• Task instructions
Output every line exactly as written. Leave out pictures.

• Dataset excerpts
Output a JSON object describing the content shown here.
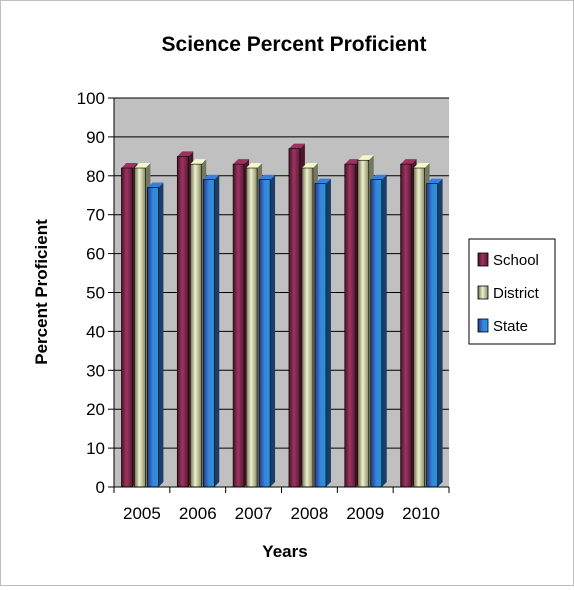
{
  "chart_data": {
    "type": "bar",
    "title": "Science Percent Proficient",
    "xlabel": "Years",
    "ylabel": "Percent Proficient",
    "categories": [
      "2005",
      "2006",
      "2007",
      "2008",
      "2009",
      "2010"
    ],
    "series": [
      {
        "name": "School",
        "values": [
          82,
          85,
          83,
          87,
          83,
          83
        ],
        "color": "#8b2a52"
      },
      {
        "name": "District",
        "values": [
          82,
          83,
          82,
          82,
          84,
          82
        ],
        "color": "#d4d8b0"
      },
      {
        "name": "State",
        "values": [
          77,
          79,
          79,
          78,
          79,
          78
        ],
        "color": "#2f6fc4"
      }
    ],
    "ylim": [
      0,
      100
    ],
    "yticks": [
      0,
      10,
      20,
      30,
      40,
      50,
      60,
      70,
      80,
      90,
      100
    ],
    "grid": true,
    "plot_background": "#c0c0c0",
    "legend_position": "right"
  }
}
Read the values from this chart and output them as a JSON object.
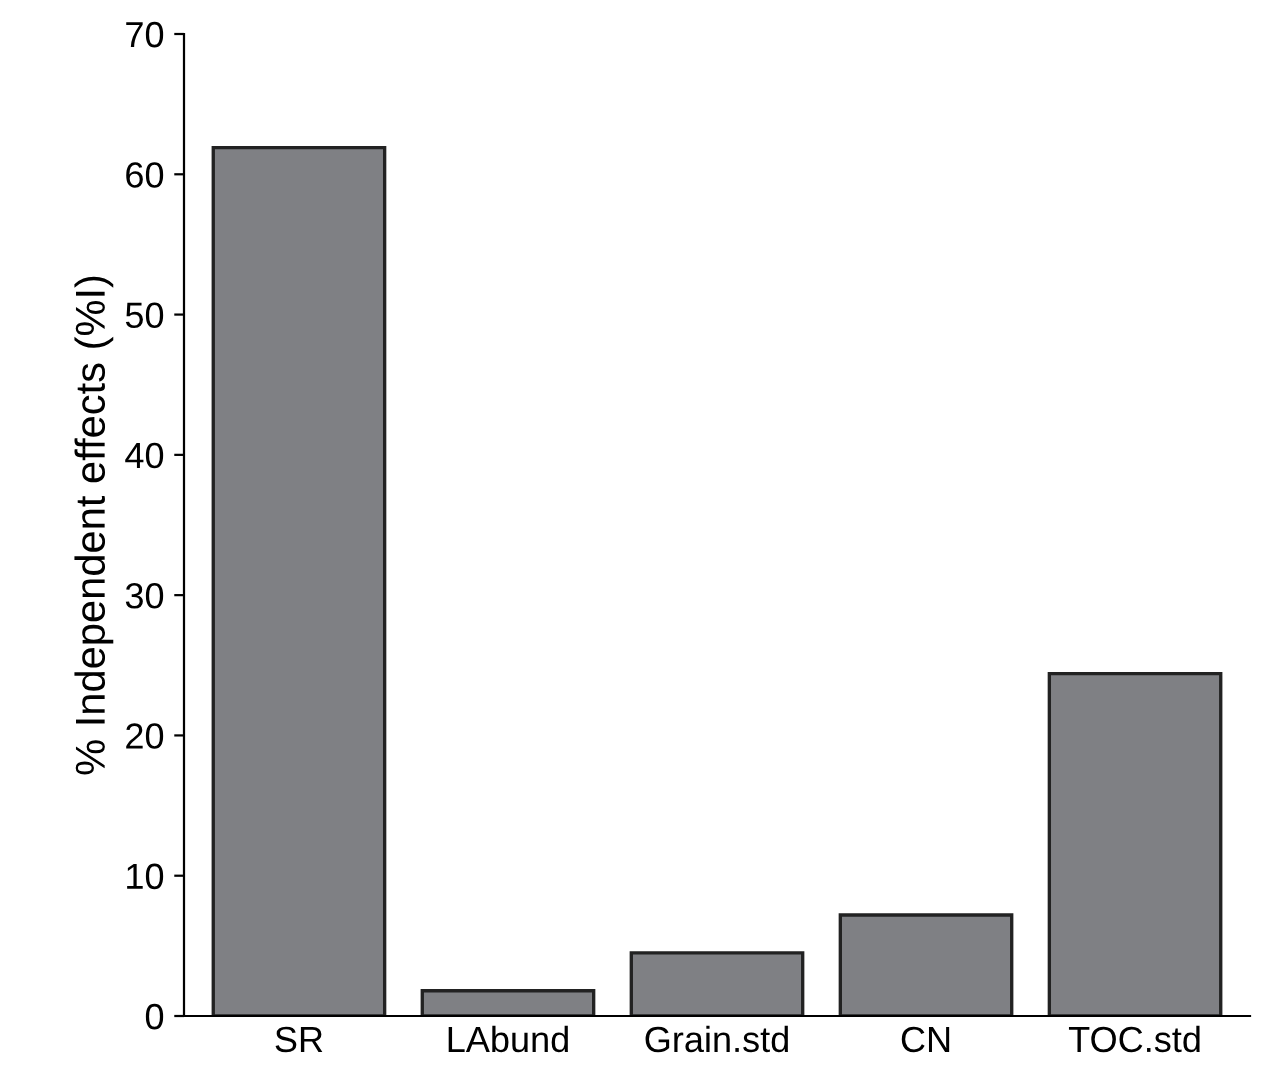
{
  "chart_data": {
    "type": "bar",
    "ylabel": "% Independent effects (%I)",
    "categories": [
      "SR",
      "LAbund",
      "Grain.std",
      "CN",
      "TOC.std"
    ],
    "values": [
      61.9,
      1.8,
      4.5,
      7.2,
      24.4
    ],
    "color": "#7f8084",
    "ylim": [
      0,
      70
    ],
    "yticks": [
      0,
      10,
      20,
      30,
      40,
      50,
      60,
      70
    ],
    "grid": false
  }
}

• Final result
Output a JSON object describing the content shown here.
{
  "chart_data": {
    "type": "bar",
    "title": "Science Percent Proficient",
    "xlabel": "Years",
    "ylabel": "Percent Proficient",
    "categories": [
      "2005",
      "2006",
      "2007",
      "2008",
      "2009",
      "2010"
    ],
    "series": [
      {
        "name": "School",
        "values": [
          82,
          85,
          83,
          87,
          83,
          83
        ],
        "color": "#8b2a52"
      },
      {
        "name": "District",
        "values": [
          82,
          83,
          82,
          82,
          84,
          82
        ],
        "color": "#d4d8b0"
      },
      {
        "name": "State",
        "values": [
          77,
          79,
          79,
          78,
          79,
          78
        ],
        "color": "#2f6fc4"
      }
    ],
    "ylim": [
      0,
      100
    ],
    "yticks": [
      0,
      10,
      20,
      30,
      40,
      50,
      60,
      70,
      80,
      90,
      100
    ],
    "grid": true,
    "plot_background": "#c0c0c0",
    "legend_position": "right"
  }
}
Read the values from this chart and output them as a JSON object.
{
  "chart_data": {
    "type": "bar",
    "ylabel": "% Independent effects (%I)",
    "categories": [
      "SR",
      "LAbund",
      "Grain.std",
      "CN",
      "TOC.std"
    ],
    "values": [
      61.9,
      1.8,
      4.5,
      7.2,
      24.4
    ],
    "color": "#7f8084",
    "ylim": [
      0,
      70
    ],
    "yticks": [
      0,
      10,
      20,
      30,
      40,
      50,
      60,
      70
    ],
    "grid": false
  }
}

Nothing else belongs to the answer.